## Data entries:
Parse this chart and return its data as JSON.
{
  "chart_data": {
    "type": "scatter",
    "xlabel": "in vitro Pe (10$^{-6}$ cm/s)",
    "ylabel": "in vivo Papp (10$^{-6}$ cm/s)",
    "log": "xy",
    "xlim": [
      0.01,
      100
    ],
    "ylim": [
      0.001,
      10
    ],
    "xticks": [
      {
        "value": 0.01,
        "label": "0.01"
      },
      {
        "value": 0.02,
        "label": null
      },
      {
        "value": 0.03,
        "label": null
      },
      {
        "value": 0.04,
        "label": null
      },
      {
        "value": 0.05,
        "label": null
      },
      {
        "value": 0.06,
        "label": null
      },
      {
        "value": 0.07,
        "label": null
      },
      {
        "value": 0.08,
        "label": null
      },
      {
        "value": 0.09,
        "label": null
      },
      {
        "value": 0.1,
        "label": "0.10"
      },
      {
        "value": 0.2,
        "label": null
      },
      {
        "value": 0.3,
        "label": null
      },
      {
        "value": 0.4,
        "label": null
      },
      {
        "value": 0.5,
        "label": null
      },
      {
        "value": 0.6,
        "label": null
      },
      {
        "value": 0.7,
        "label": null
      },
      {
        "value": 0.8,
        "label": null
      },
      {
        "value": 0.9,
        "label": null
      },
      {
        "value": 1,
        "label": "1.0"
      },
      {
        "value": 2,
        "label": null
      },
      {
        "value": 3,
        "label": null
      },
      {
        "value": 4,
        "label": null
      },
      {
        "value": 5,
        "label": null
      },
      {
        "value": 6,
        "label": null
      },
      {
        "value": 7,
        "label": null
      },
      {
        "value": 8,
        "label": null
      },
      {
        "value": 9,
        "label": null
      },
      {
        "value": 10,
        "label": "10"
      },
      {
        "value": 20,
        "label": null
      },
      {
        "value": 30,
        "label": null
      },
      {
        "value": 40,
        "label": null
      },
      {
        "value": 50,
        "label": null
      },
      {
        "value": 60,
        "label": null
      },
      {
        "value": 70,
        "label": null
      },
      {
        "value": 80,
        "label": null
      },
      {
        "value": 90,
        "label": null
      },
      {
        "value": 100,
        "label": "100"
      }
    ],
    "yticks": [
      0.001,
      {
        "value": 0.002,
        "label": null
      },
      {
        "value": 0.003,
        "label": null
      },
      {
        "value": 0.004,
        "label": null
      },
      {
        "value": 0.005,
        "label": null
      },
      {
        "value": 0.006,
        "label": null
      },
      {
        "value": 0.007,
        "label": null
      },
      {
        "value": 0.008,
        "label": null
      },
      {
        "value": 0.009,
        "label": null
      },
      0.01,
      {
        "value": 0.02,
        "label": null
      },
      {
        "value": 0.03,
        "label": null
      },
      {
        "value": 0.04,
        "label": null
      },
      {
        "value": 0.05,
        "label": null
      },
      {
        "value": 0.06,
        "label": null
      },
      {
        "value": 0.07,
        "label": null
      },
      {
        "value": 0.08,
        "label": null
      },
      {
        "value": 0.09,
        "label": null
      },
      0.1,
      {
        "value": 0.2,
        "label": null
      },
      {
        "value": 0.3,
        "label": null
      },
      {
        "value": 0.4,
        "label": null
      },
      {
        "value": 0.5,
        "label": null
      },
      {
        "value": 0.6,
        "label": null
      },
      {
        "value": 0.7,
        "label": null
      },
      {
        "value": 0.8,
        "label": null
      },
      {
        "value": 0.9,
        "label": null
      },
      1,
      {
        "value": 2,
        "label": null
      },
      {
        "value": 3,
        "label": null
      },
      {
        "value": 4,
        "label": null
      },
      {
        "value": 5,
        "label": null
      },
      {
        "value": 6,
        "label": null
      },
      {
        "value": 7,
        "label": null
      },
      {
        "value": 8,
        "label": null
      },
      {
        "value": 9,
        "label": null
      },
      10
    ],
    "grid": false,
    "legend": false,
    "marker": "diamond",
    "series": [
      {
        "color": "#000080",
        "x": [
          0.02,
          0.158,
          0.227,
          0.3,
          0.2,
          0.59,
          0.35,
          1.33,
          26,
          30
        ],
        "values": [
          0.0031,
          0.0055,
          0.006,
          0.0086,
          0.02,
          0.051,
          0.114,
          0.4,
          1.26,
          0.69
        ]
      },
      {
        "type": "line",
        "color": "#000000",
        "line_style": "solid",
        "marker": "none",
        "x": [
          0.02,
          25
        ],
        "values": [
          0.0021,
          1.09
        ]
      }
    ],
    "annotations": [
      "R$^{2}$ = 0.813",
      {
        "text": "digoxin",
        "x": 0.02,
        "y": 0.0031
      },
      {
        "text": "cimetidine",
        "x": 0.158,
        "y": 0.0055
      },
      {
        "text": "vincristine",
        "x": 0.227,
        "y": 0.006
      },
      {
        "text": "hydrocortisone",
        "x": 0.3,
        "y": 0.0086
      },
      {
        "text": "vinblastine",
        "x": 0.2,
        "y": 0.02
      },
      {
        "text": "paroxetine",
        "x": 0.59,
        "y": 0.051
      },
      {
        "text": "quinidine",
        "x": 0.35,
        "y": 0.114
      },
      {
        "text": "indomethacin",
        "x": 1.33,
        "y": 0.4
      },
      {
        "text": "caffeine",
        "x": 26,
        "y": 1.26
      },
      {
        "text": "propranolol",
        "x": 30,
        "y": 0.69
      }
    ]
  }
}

## Exercise prompt:
Copy each line containing the word "text" from the data.

## Final result:
        "text": "digoxin",
        "text": "cimetidine",
        "text": "vincristine",
        "text": "hydrocortisone",
        "text": "vinblastine",
        "text": "paroxetine",
        "text": "quinidine",
        "text": "indomethacin",
        "text": "caffeine",
        "text": "propranolol",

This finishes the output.